-- What is expected --
Retype the complete listing exactly as it appears.

%%

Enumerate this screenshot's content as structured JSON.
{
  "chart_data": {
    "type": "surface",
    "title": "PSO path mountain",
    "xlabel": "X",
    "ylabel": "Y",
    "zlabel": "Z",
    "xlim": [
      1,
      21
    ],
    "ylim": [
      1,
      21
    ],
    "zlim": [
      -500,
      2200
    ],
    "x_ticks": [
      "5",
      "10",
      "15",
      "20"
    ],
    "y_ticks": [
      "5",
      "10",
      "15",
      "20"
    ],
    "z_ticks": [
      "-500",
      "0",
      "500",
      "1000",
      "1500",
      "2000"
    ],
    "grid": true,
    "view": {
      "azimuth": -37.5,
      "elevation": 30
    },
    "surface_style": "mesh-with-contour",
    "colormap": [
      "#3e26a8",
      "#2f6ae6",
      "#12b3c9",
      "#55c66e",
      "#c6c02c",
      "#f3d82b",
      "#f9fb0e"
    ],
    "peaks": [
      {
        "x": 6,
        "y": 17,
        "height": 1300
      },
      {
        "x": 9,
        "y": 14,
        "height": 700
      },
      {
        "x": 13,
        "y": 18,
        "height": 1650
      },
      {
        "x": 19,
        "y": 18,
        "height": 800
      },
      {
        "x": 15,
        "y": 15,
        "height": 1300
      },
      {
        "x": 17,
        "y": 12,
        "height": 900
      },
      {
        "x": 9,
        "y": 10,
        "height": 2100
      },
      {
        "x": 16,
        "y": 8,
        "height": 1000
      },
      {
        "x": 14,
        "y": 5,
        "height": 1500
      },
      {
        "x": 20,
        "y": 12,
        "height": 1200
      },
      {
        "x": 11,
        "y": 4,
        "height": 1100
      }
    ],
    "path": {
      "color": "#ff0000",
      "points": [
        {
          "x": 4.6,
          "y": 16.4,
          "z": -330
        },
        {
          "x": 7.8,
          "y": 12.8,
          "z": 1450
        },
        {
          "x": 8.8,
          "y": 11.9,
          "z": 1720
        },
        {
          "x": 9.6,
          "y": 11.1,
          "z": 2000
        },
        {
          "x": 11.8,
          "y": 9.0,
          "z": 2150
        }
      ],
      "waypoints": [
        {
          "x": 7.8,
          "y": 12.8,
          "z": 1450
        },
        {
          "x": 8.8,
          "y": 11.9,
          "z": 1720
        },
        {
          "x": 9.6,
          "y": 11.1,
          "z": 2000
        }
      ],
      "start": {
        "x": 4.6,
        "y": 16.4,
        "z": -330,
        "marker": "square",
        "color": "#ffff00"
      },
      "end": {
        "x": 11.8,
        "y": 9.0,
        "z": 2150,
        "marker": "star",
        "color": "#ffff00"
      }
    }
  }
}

%%

-- Task output --
Enumerate this screenshot's content as structured JSON.
{
  "chart_data": {
    "type": "surface",
    "title": "PSO path mountain",
    "xlabel": "X",
    "ylabel": "Y",
    "zlabel": "Z",
    "xlim": [
      1,
      21
    ],
    "ylim": [
      1,
      21
    ],
    "zlim": [
      -500,
      2200
    ],
    "x_ticks": [
      "5",
      "10",
      "15",
      "20"
    ],
    "y_ticks": [
      "5",
      "10",
      "15",
      "20"
    ],
    "z_ticks": [
      "-500",
      "0",
      "500",
      "1000",
      "1500",
      "2000"
    ],
    "grid": true,
    "view": {
      "azimuth": -37.5,
      "elevation": 30
    },
    "surface_style": "mesh-with-contour",
    "colormap": [
      "#3e26a8",
      "#2f6ae6",
      "#12b3c9",
      "#55c66e",
      "#c6c02c",
      "#f3d82b",
      "#f9fb0e"
    ],
    "peaks": [
      {
        "x": 6,
        "y": 17,
        "height": 1300
      },
      {
        "x": 9,
        "y": 14,
        "height": 700
      },
      {
        "x": 13,
        "y": 18,
        "height": 1650
      },
      {
        "x": 19,
        "y": 18,
        "height": 800
      },
      {
        "x": 15,
        "y": 15,
        "height": 1300
      },
      {
        "x": 17,
        "y": 12,
        "height": 900
      },
      {
        "x": 9,
        "y": 10,
        "height": 2100
      },
      {
        "x": 16,
        "y": 8,
        "height": 1000
      },
      {
        "x": 14,
        "y": 5,
        "height": 1500
      },
      {
        "x": 20,
        "y": 12,
        "height": 1200
      },
      {
        "x": 11,
        "y": 4,
        "height": 1100
      }
    ],
    "path": {
      "color": "#ff0000",
      "points": [
        {
          "x": 4.6,
          "y": 16.4,
          "z": -330
        },
        {
          "x": 7.8,
          "y": 12.8,
          "z": 1450
        },
        {
          "x": 8.8,
          "y": 11.9,
          "z": 1720
        },
        {
          "x": 9.6,
          "y": 11.1,
          "z": 2000
        },
        {
          "x": 11.8,
          "y": 9.0,
          "z": 2150
        }
      ],
      "waypoints": [
        {
          "x": 7.8,
          "y": 12.8,
          "z": 1450
        },
        {
          "x": 8.8,
          "y": 11.9,
          "z": 1720
        },
        {
          "x": 9.6,
          "y": 11.1,
          "z": 2000
        }
      ],
      "start": {
        "x": 4.6,
        "y": 16.4,
        "z": -330,
        "marker": "square",
        "color": "#ffff00"
      },
      "end": {
        "x": 11.8,
        "y": 9.0,
        "z": 2150,
        "marker": "star",
        "color": "#ffff00"
      }
    }
  }
}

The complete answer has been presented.